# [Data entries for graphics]
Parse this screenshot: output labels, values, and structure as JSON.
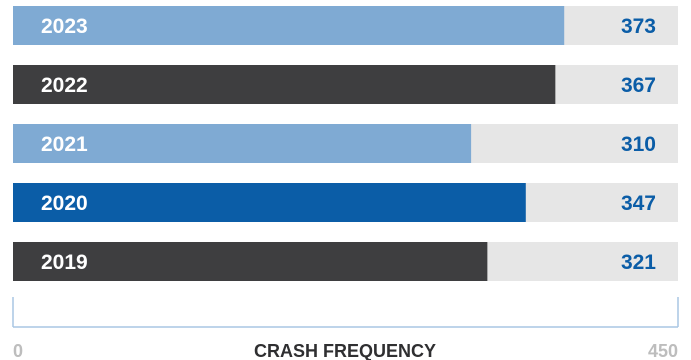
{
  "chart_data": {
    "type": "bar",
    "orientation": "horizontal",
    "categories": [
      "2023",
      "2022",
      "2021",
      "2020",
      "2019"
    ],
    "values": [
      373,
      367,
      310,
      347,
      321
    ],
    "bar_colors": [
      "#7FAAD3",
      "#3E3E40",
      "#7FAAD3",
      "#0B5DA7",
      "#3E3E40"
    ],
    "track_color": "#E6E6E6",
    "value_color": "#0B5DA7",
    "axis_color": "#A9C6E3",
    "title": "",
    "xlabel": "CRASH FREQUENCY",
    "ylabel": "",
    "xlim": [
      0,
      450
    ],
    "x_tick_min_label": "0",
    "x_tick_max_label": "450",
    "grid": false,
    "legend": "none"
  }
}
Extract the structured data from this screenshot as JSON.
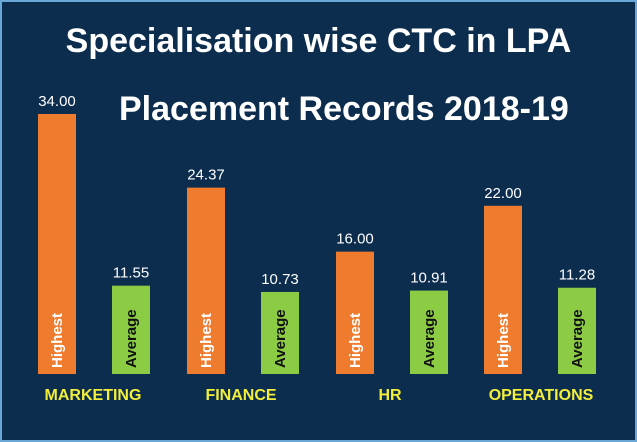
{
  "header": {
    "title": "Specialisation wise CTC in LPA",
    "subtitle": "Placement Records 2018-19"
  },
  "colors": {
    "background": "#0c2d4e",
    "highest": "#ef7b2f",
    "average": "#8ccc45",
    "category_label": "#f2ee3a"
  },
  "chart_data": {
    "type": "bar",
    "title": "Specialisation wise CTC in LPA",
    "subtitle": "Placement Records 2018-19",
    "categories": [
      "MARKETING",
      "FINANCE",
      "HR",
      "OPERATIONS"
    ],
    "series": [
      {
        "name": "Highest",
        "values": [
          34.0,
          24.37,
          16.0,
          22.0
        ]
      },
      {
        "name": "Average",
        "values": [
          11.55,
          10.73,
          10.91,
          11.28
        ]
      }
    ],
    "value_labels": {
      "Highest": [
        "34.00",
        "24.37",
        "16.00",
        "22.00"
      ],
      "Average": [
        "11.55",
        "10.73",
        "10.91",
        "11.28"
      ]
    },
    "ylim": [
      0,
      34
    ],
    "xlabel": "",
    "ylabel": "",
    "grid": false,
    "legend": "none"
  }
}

* * *

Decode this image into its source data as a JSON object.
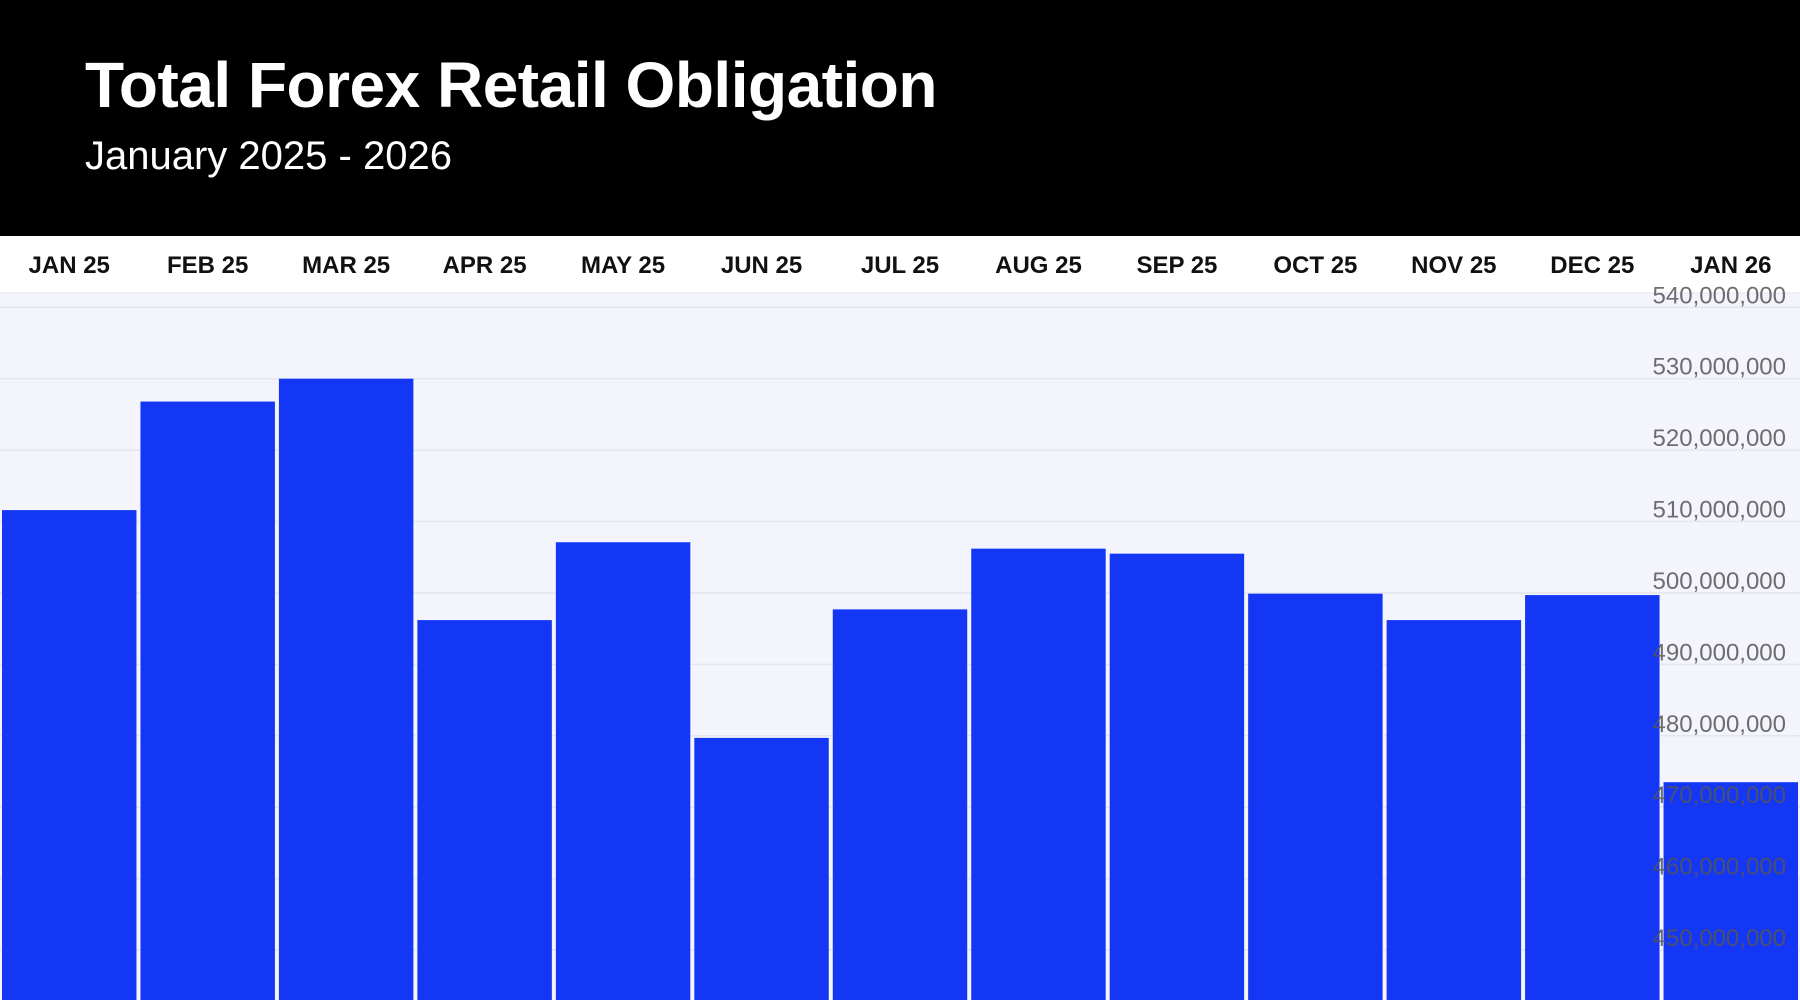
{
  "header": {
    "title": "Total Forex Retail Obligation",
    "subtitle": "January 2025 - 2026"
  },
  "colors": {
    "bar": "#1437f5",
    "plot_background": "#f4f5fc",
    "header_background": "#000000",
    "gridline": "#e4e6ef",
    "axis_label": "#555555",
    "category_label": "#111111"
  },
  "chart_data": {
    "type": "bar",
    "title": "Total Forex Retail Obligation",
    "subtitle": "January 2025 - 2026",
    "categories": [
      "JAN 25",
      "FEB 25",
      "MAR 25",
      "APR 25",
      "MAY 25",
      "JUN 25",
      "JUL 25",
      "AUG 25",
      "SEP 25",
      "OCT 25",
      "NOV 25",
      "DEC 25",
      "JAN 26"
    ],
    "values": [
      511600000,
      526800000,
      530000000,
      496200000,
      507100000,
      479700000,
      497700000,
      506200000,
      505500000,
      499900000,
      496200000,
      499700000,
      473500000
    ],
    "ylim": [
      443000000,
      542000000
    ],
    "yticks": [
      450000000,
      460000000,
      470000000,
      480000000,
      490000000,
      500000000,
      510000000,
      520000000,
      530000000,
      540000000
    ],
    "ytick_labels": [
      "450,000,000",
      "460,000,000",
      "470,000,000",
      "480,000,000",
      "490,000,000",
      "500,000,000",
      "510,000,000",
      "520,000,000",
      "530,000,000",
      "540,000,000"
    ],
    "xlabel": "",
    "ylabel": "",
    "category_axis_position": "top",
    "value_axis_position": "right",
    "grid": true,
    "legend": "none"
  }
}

# [Directive]
In the entries above, find every line holding the word "Records" and copy it out.

# [Complete output]
    "subtitle": "Placement Records 2018-19"
    "subtitle": "Placement Records 2018-19",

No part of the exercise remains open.